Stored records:
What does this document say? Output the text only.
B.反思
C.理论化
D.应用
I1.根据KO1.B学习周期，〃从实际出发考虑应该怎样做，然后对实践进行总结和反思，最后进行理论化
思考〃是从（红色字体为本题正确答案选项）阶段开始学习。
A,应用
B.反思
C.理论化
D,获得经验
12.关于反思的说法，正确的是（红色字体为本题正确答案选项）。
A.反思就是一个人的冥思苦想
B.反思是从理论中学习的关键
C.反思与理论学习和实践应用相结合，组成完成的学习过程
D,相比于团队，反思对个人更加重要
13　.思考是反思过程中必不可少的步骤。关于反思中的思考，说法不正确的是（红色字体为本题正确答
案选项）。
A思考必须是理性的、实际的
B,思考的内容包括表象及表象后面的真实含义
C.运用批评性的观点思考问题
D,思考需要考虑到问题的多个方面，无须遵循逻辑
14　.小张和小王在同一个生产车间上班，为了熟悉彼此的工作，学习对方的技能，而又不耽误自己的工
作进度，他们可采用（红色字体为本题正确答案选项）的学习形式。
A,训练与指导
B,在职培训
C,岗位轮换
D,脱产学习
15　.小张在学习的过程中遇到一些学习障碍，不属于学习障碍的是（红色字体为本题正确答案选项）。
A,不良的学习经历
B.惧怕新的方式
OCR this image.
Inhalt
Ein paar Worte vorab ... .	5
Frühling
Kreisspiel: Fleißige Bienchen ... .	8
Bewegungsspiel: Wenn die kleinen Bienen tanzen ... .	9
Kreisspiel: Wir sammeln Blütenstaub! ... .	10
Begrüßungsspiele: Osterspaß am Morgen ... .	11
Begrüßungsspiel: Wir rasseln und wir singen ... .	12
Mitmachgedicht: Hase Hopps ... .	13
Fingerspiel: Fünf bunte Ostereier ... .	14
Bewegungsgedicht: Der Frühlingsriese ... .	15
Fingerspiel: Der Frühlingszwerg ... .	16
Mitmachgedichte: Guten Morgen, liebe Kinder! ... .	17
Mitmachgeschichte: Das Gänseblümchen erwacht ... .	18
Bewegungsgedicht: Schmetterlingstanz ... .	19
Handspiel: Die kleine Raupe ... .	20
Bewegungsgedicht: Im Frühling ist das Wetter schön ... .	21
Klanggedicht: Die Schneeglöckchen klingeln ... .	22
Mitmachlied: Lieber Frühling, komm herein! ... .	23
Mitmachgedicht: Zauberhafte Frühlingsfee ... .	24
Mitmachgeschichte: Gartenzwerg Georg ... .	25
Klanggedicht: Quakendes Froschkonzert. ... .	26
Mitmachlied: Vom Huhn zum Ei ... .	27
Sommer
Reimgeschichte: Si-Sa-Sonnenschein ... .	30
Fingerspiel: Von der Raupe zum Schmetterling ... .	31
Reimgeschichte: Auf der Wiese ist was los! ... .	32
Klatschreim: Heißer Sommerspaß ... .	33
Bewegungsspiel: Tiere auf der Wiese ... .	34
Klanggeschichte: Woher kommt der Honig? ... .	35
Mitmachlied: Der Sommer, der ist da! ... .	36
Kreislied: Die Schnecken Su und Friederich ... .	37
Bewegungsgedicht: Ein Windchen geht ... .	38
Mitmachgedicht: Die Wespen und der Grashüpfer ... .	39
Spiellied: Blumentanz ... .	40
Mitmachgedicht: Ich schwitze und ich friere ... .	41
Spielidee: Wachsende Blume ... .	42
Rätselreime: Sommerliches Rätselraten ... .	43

Task to complete — All the data must be duplicated exactly, with nothing added or removed.

Output —
What does this document say? Output the text only.
B.反思
C.理论化
D.应用
I1.根据KO1.B学习周期，〃从实际出发考虑应该怎样做，然后对实践进行总结和反思，最后进行理论化
思考〃是从（红色字体为本题正确答案选项）阶段开始学习。
A,应用
B.反思
C.理论化
D,获得经验
12.关于反思的说法，正确的是（红色字体为本题正确答案选项）。
A.反思就是一个人的冥思苦想
B.反思是从理论中学习的关键
C.反思与理论学习和实践应用相结合，组成完成的学习过程
D,相比于团队，反思对个人更加重要
13　.思考是反思过程中必不可少的步骤。关于反思中的思考，说法不正确的是（红色字体为本题正确答
案选项）。
A思考必须是理性的、实际的
B,思考的内容包括表象及表象后面的真实含义
C.运用批评性的观点思考问题
D,思考需要考虑到问题的多个方面，无须遵循逻辑
14　.小张和小王在同一个生产车间上班，为了熟悉彼此的工作，学习对方的技能，而又不耽误自己的工
作进度，他们可采用（红色字体为本题正确答案选项）的学习形式。
A,训练与指导
B,在职培训
C,岗位轮换
D,脱产学习
15　.小张在学习的过程中遇到一些学习障碍，不属于学习障碍的是（红色字体为本题正确答案选项）。
A,不良的学习经历
B.惧怕新的方式
OCR this image.
Inhalt
Ein paar Worte vorab ... .	5
Frühling
Kreisspiel: Fleißige Bienchen ... .	8
Bewegungsspiel: Wenn die kleinen Bienen tanzen ... .	9
Kreisspiel: Wir sammeln Blütenstaub! ... .	10
Begrüßungsspiele: Osterspaß am Morgen ... .	11
Begrüßungsspiel: Wir rasseln und wir singen ... .	12
Mitmachgedicht: Hase Hopps ... .	13
Fingerspiel: Fünf bunte Ostereier ... .	14
Bewegungsgedicht: Der Frühlingsriese ... .	15
Fingerspiel: Der Frühlingszwerg ... .	16
Mitmachgedichte: Guten Morgen, liebe Kinder! ... .	17
Mitmachgeschichte: Das Gänseblümchen erwacht ... .	18
Bewegungsgedicht: Schmetterlingstanz ... .	19
Handspiel: Die kleine Raupe ... .	20
Bewegungsgedicht: Im Frühling ist das Wetter schön ... .	21
Klanggedicht: Die Schneeglöckchen klingeln ... .	22
Mitmachlied: Lieber Frühling, komm herein! ... .	23
Mitmachgedicht: Zauberhafte Frühlingsfee ... .	24
Mitmachgeschichte: Gartenzwerg Georg ... .	25
Klanggedicht: Quakendes Froschkonzert. ... .	26
Mitmachlied: Vom Huhn zum Ei ... .	27
Sommer
Reimgeschichte: Si-Sa-Sonnenschein ... .	30
Fingerspiel: Von der Raupe zum Schmetterling ... .	31
Reimgeschichte: Auf der Wiese ist was los! ... .	32
Klatschreim: Heißer Sommerspaß ... .	33
Bewegungsspiel: Tiere auf der Wiese ... .	34
Klanggeschichte: Woher kommt der Honig? ... .	35
Mitmachlied: Der Sommer, der ist da! ... .	36
Kreislied: Die Schnecken Su und Friederich ... .	37
Bewegungsgedicht: Ein Windchen geht ... .	38
Mitmachgedicht: Die Wespen und der Grashüpfer ... .	39
Spiellied: Blumentanz ... .	40
Mitmachgedicht: Ich schwitze und ich friere ... .	41
Spielidee: Wachsende Blume ... .	42
Rätselreime: Sommerliches Rätselraten ... .	43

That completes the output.